▶ Data excerpts
---+---

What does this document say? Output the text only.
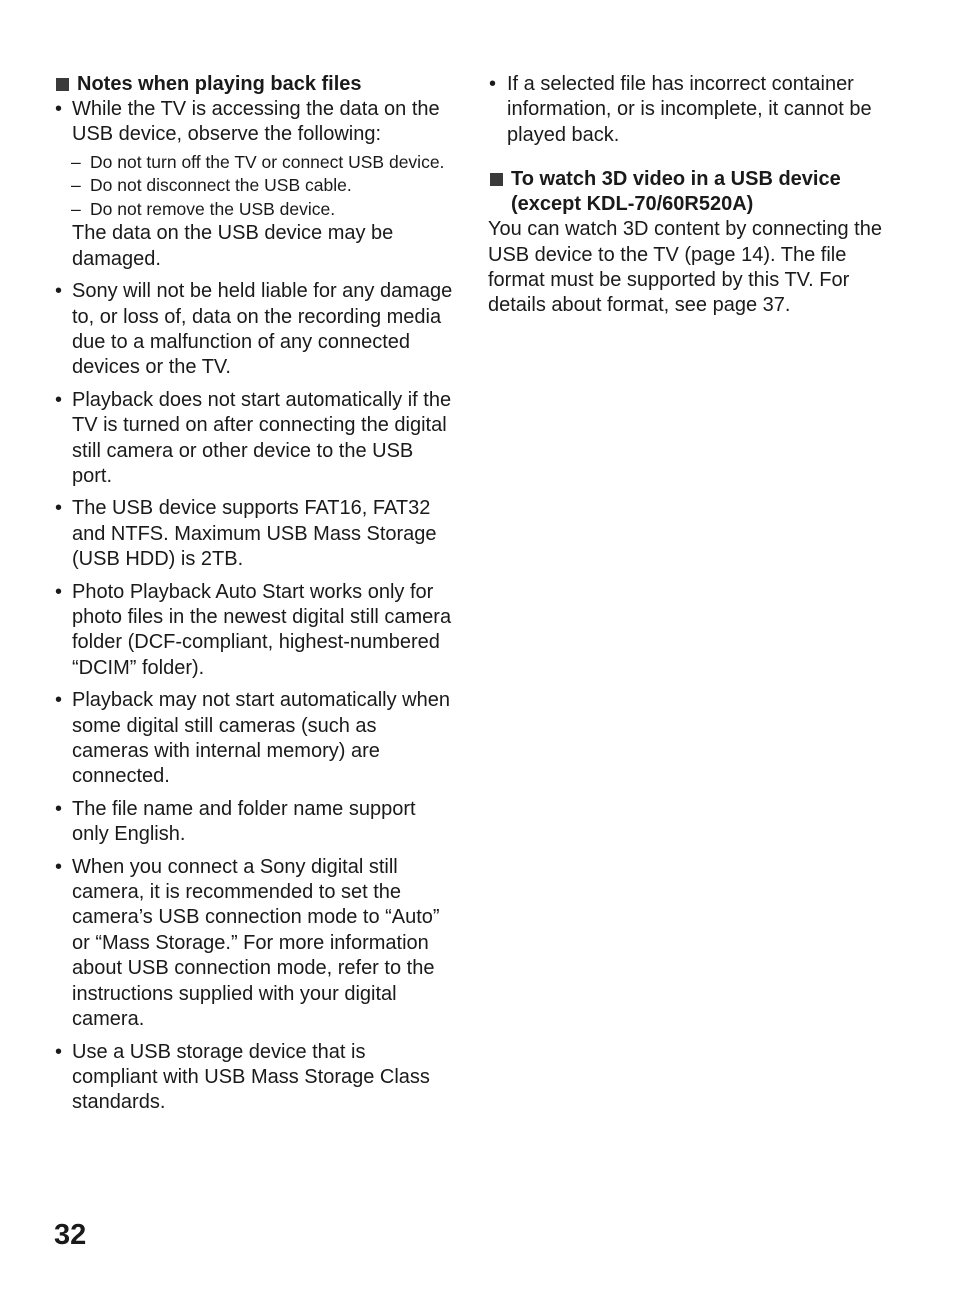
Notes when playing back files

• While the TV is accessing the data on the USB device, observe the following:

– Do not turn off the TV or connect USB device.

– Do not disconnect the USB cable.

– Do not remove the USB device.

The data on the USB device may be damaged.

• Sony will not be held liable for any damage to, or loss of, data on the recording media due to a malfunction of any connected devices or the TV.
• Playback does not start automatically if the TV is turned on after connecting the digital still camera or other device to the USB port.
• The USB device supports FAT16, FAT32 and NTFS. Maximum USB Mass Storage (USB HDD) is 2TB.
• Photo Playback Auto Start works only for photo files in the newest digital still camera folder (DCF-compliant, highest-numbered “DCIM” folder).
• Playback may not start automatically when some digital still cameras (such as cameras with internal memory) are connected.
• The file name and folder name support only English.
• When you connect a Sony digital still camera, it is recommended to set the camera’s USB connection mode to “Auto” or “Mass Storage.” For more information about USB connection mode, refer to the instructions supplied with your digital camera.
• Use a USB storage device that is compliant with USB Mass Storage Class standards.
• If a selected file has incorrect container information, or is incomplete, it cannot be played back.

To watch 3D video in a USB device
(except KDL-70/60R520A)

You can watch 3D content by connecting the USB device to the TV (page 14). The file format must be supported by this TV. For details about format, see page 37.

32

---+---

▶ AIM OF THE EXERCISE
Your task is to copy the entries in full and exactly, without any images.

▶ ANSWER BELOW
What does this document say? Output the text only.
Notes when playing back files

• While the TV is accessing the data on the USB device, observe the following:

– Do not turn off the TV or connect USB device.

– Do not disconnect the USB cable.

– Do not remove the USB device.

The data on the USB device may be damaged.

• Sony will not be held liable for any damage to, or loss of, data on the recording media due to a malfunction of any connected devices or the TV.
• Playback does not start automatically if the TV is turned on after connecting the digital still camera or other device to the USB port.
• The USB device supports FAT16, FAT32 and NTFS. Maximum USB Mass Storage (USB HDD) is 2TB.
• Photo Playback Auto Start works only for photo files in the newest digital still camera folder (DCF-compliant, highest-numbered “DCIM” folder).
• Playback may not start automatically when some digital still cameras (such as cameras with internal memory) are connected.
• The file name and folder name support only English.
• When you connect a Sony digital still camera, it is recommended to set the camera’s USB connection mode to “Auto” or “Mass Storage.” For more information about USB connection mode, refer to the instructions supplied with your digital camera.
• Use a USB storage device that is compliant with USB Mass Storage Class standards.
• If a selected file has incorrect container information, or is incomplete, it cannot be played back.

To watch 3D video in a USB device
(except KDL-70/60R520A)

You can watch 3D content by connecting the USB device to the TV (page 14). The file format must be supported by this TV. For details about format, see page 37.

32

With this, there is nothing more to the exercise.